Images should be left out, and everything else in the listing reproduced exactly.

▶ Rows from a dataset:
+--
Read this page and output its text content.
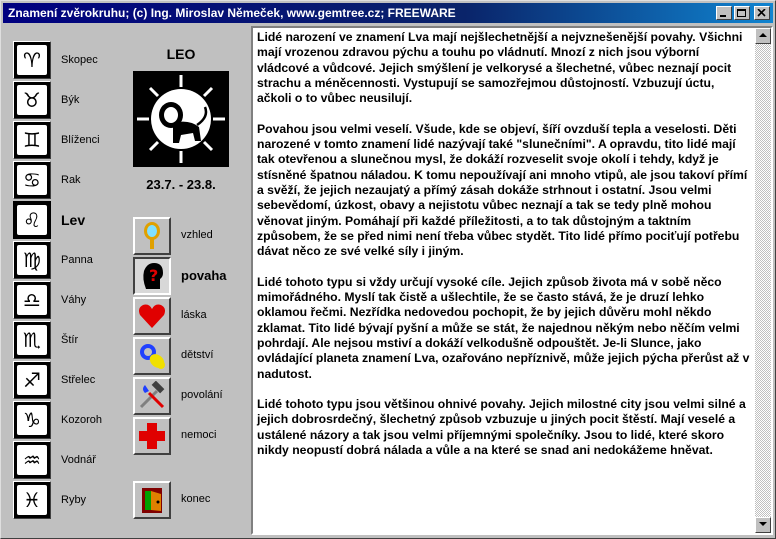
Znamení zvěrokruhu; (c) Ing. Miroslav Němeček, www.gemtree.cz; FREEWARE
♈	Skopec
♉	Býk
♊	Blíženci
♋	Rak
♌	Lev
♍	Panna
♎	Váhy
♏	Štír
♐	Střelec
♑	Kozoroh
♒	Vodnář
♓	Ryby
LEO
23.7. - 23.8.
vzhled
? povaha
láska
dětství
povolání
nemoci
konec

Lidé narození ve znamení Lva mají nejšlechetnější a nejvznešenější povahy. Všichni mají vrozenou zdravou pýchu a touhu po vládnutí. Mnozí z nich jsou výborní vládcové a vůdcové. Jejich smýšlení je velkorysé a šlechetné, vůbec neznají pocit strachu a méněcennosti. Vystupují se samozřejmou důstojností. Vzbuzují úctu, ačkoli o to vůbec neusilují.

Povahou jsou velmi veselí. Všude, kde se objeví, šíří ovzduší tepla a veselosti. Děti narozené v tomto znamení lidé nazývají také "slunečními". A opravdu, tito lidé mají tak otevřenou a slunečnou mysl, že dokáží rozveselit svoje okolí i tehdy, když je stísněné špatnou náladou. K tomu nepoužívají ani mnoho vtipů, ale jsou takoví přímí a svěží, že jejich nezaujatý a přímý zásah dokáže strhnout i ostatní. Jsou velmi sebevědomí, úzkost, obavy a nejistotu vůbec neznají a tak se tedy plně mohou věnovat jiným. Pomáhají při každé příležitosti, a to tak důstojným a taktním způsobem, že se před nimi není třeba vůbec stydět. Tito lidé přímo pociťují potřebu dávat něco ze své velké síly i jiným.

Lidé tohoto typu si vždy určují vysoké cíle. Jejich způsob života má v sobě něco mimořádného. Myslí tak čistě a ušlechtile, že se často stává, že je druzí lehko oklamou řečmi. Nezřídka nedovedou pochopit, že by jejich důvěru mohl někdo zklamat. Tito lidé bývají pyšní a může se stát, že najednou někým nebo něčím velmi pohrdají. Ale nejsou mstiví a dokáží velkodušně odpouštět. Je-li Slunce, jako ovládající planeta znamení Lva, ozařováno nepříznivě, může jejich pýcha přerůst až v nadutost.

Lidé tohoto typu jsou většinou ohnivé povahy. Jejich milostné city jsou velmi silné a jejich dobrosrdečný, šlechetný způsob vzbuzuje u jiných pocit štěstí. Mají veselé a ustálené názory a tak jsou velmi příjemnými společníky. Jsou to lidé, které skoro nikdy neopustí dobrá nálada a vůle a na které se snad ani nedokážeme hněvat.
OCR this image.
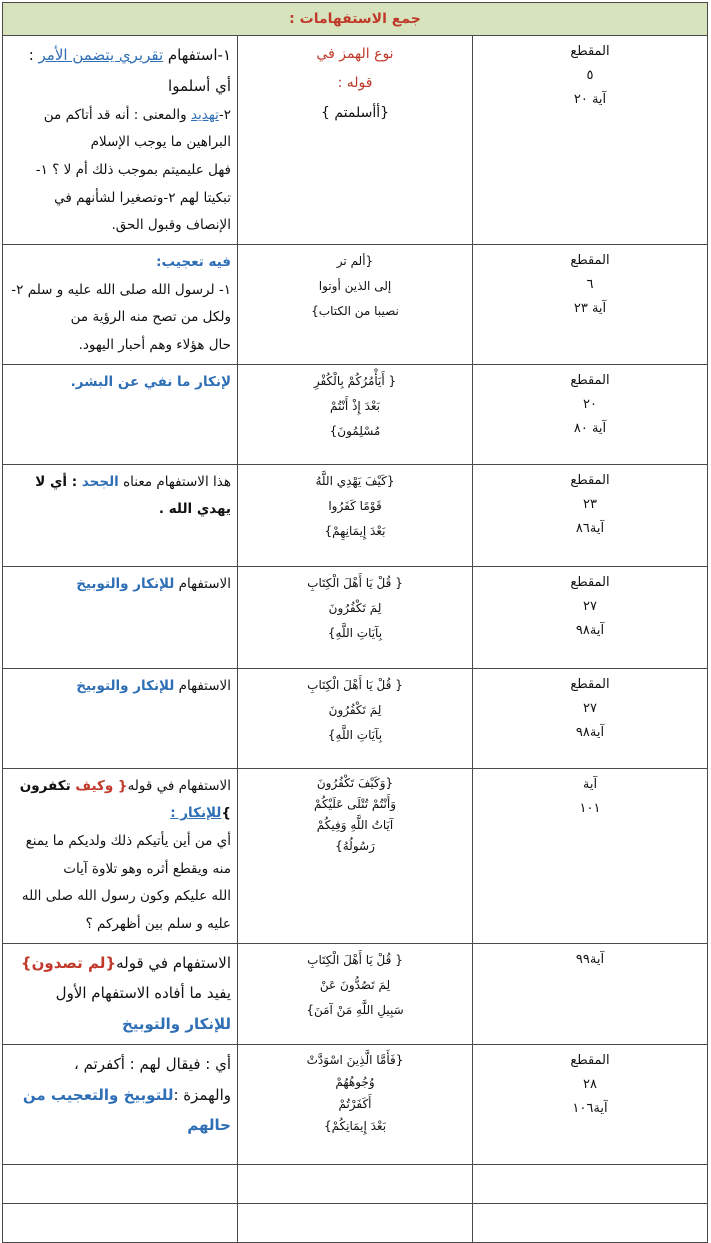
جمع الاستفهامات :		

المقطع
٥
آية ٢٠	نوع الهمز في
قوله :
{أأسلمتم }	١-استفهام تقريري يتضمن الأمر : أي أسلموا
٢-تهديد والمعنى : أنه قد أتاكم من البراهين ما يوجب الإسلام
فهل عليميتم بموجب ذلك أم لا ؟ ١-تبكيتا لهم ٢-وتصغيرا لشأنهم في
الإنصاف وقبول الحق.

المقطع
٦
آية ٢٣	{ألم تر
إلى الذين أوتوا
نصيبا من الكتاب}	فيه تعجيب:
١- لرسول الله صلى الله عليه و سلم ٢-ولكل من تصح منه الرؤية من
حال هؤلاء وهم أحبار اليهود.

المقطع
٢٠
آية ٨٠	{ أَيَأْمُرُكُمْ بِالْكُفْرِ
بَعْدَ إِذْ أَنْتُمْ
مُسْلِمُونَ}	لإنكار ما نفي عن البشر.

المقطع
٢٣
آية٨٦	{كَيْفَ يَهْدِي اللَّهُ
قَوْمًا كَفَرُوا
بَعْدَ إِيمَانِهِمْ}	هذا الاستفهام معناه الجحد : أي لا يهدي الله .

المقطع
٢٧
آية٩٨	{ قُلْ يَا أَهْلَ الْكِتَابِ
لِمَ تَكْفُرُونَ
بِآيَاتِ اللَّهِ}	الاستفهام للإنكار والتوبيخ

المقطع
٢٧
آية٩٨	{ قُلْ يَا أَهْلَ الْكِتَابِ
لِمَ تَكْفُرُونَ
بِآيَاتِ اللَّهِ}	الاستفهام للإنكار والتوبيخ

آية
١٠١	{وَكَيْفَ تَكْفُرُونَ
وَأَنْتُمْ تُتْلَى عَلَيْكُمْ
آيَاتُ اللَّهِ وَفِيكُمْ
رَسُولُهُ}	الاستفهام في قوله{ وكيف تكفرون }للإنكار :
أي من أين يأتيكم ذلك ولديكم ما يمنع منه ويقطع أثره وهو تلاوة آيات
الله عليكم وكون رسول الله صلى الله عليه و سلم بين أظهركم ؟

آية٩٩	{ قُلْ يَا أَهْلَ الْكِتَابِ
لِمَ تَصُدُّونَ عَنْ
سَبِيلِ اللَّهِ مَنْ آمَنَ}	الاستفهام في قوله{لم تصدون}يفيد ما أفاده الاستفهام الأول
للإنكار والتوبيخ

المقطع
٢٨
آية١٠٦	{فَأَمَّا الَّذِينَ اسْوَدَّتْ
وُجُوهُهُمْ
أَكَفَرْتُمْ
بَعْدَ إِيمَانِكُمْ}	أي : فيقال لهم : أكفرتم ،
والهمزة :للتوبيخ والتعجيب من حالهم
+--
▶ The completed task:
Read this page and output its text content.
Znamení zvěrokruhu; (c) Ing. Miroslav Němeček, www.gemtree.cz; FREEWARE
♈	Skopec
♉	Býk
♊	Blíženci
♋	Rak
♌	Lev
♍	Panna
♎	Váhy
♏	Štír
♐	Střelec
♑	Kozoroh
♒	Vodnář
♓	Ryby
LEO
23.7. - 23.8.
vzhled
? povaha
láska
dětství
povolání
nemoci
konec

Lidé narození ve znamení Lva mají nejšlechetnější a nejvznešenější povahy. Všichni mají vrozenou zdravou pýchu a touhu po vládnutí. Mnozí z nich jsou výborní vládcové a vůdcové. Jejich smýšlení je velkorysé a šlechetné, vůbec neznají pocit strachu a méněcennosti. Vystupují se samozřejmou důstojností. Vzbuzují úctu, ačkoli o to vůbec neusilují.

Povahou jsou velmi veselí. Všude, kde se objeví, šíří ovzduší tepla a veselosti. Děti narozené v tomto znamení lidé nazývají také "slunečními". A opravdu, tito lidé mají tak otevřenou a slunečnou mysl, že dokáží rozveselit svoje okolí i tehdy, když je stísněné špatnou náladou. K tomu nepoužívají ani mnoho vtipů, ale jsou takoví přímí a svěží, že jejich nezaujatý a přímý zásah dokáže strhnout i ostatní. Jsou velmi sebevědomí, úzkost, obavy a nejistotu vůbec neznají a tak se tedy plně mohou věnovat jiným. Pomáhají při každé příležitosti, a to tak důstojným a taktním způsobem, že se před nimi není třeba vůbec stydět. Tito lidé přímo pociťují potřebu dávat něco ze své velké síly i jiným.

Lidé tohoto typu si vždy určují vysoké cíle. Jejich způsob života má v sobě něco mimořádného. Myslí tak čistě a ušlechtile, že se často stává, že je druzí lehko oklamou řečmi. Nezřídka nedovedou pochopit, že by jejich důvěru mohl někdo zklamat. Tito lidé bývají pyšní a může se stát, že najednou někým nebo něčím velmi pohrdají. Ale nejsou mstiví a dokáží velkodušně odpouštět. Je-li Slunce, jako ovládající planeta znamení Lva, ozařováno nepříznivě, může jejich pýcha přerůst až v nadutost.

Lidé tohoto typu jsou většinou ohnivé povahy. Jejich milostné city jsou velmi silné a jejich dobrosrdečný, šlechetný způsob vzbuzuje u jiných pocit štěstí. Mají veselé a ustálené názory a tak jsou velmi příjemnými společníky. Jsou to lidé, které skoro nikdy neopustí dobrá nálada a vůle a na které se snad ani nedokážeme hněvat.
OCR this image.
جمع الاستفهامات :		

المقطع
٥
آية ٢٠	نوع الهمز في
قوله :
{أأسلمتم }	١-استفهام تقريري يتضمن الأمر : أي أسلموا
٢-تهديد والمعنى : أنه قد أتاكم من البراهين ما يوجب الإسلام
فهل عليميتم بموجب ذلك أم لا ؟ ١-تبكيتا لهم ٢-وتصغيرا لشأنهم في
الإنصاف وقبول الحق.

المقطع
٦
آية ٢٣	{ألم تر
إلى الذين أوتوا
نصيبا من الكتاب}	فيه تعجيب:
١- لرسول الله صلى الله عليه و سلم ٢-ولكل من تصح منه الرؤية من
حال هؤلاء وهم أحبار اليهود.

المقطع
٢٠
آية ٨٠	{ أَيَأْمُرُكُمْ بِالْكُفْرِ
بَعْدَ إِذْ أَنْتُمْ
مُسْلِمُونَ}	لإنكار ما نفي عن البشر.

المقطع
٢٣
آية٨٦	{كَيْفَ يَهْدِي اللَّهُ
قَوْمًا كَفَرُوا
بَعْدَ إِيمَانِهِمْ}	هذا الاستفهام معناه الجحد : أي لا يهدي الله .

المقطع
٢٧
آية٩٨	{ قُلْ يَا أَهْلَ الْكِتَابِ
لِمَ تَكْفُرُونَ
بِآيَاتِ اللَّهِ}	الاستفهام للإنكار والتوبيخ

المقطع
٢٧
آية٩٨	{ قُلْ يَا أَهْلَ الْكِتَابِ
لِمَ تَكْفُرُونَ
بِآيَاتِ اللَّهِ}	الاستفهام للإنكار والتوبيخ

آية
١٠١	{وَكَيْفَ تَكْفُرُونَ
وَأَنْتُمْ تُتْلَى عَلَيْكُمْ
آيَاتُ اللَّهِ وَفِيكُمْ
رَسُولُهُ}	الاستفهام في قوله{ وكيف تكفرون }للإنكار :
أي من أين يأتيكم ذلك ولديكم ما يمنع منه ويقطع أثره وهو تلاوة آيات
الله عليكم وكون رسول الله صلى الله عليه و سلم بين أظهركم ؟

آية٩٩	{ قُلْ يَا أَهْلَ الْكِتَابِ
لِمَ تَصُدُّونَ عَنْ
سَبِيلِ اللَّهِ مَنْ آمَنَ}	الاستفهام في قوله{لم تصدون}يفيد ما أفاده الاستفهام الأول
للإنكار والتوبيخ

المقطع
٢٨
آية١٠٦	{فَأَمَّا الَّذِينَ اسْوَدَّتْ
وُجُوهُهُمْ
أَكَفَرْتُمْ
بَعْدَ إِيمَانِكُمْ}	أي : فيقال لهم : أكفرتم ،
والهمزة :للتوبيخ والتعجيب من حالهم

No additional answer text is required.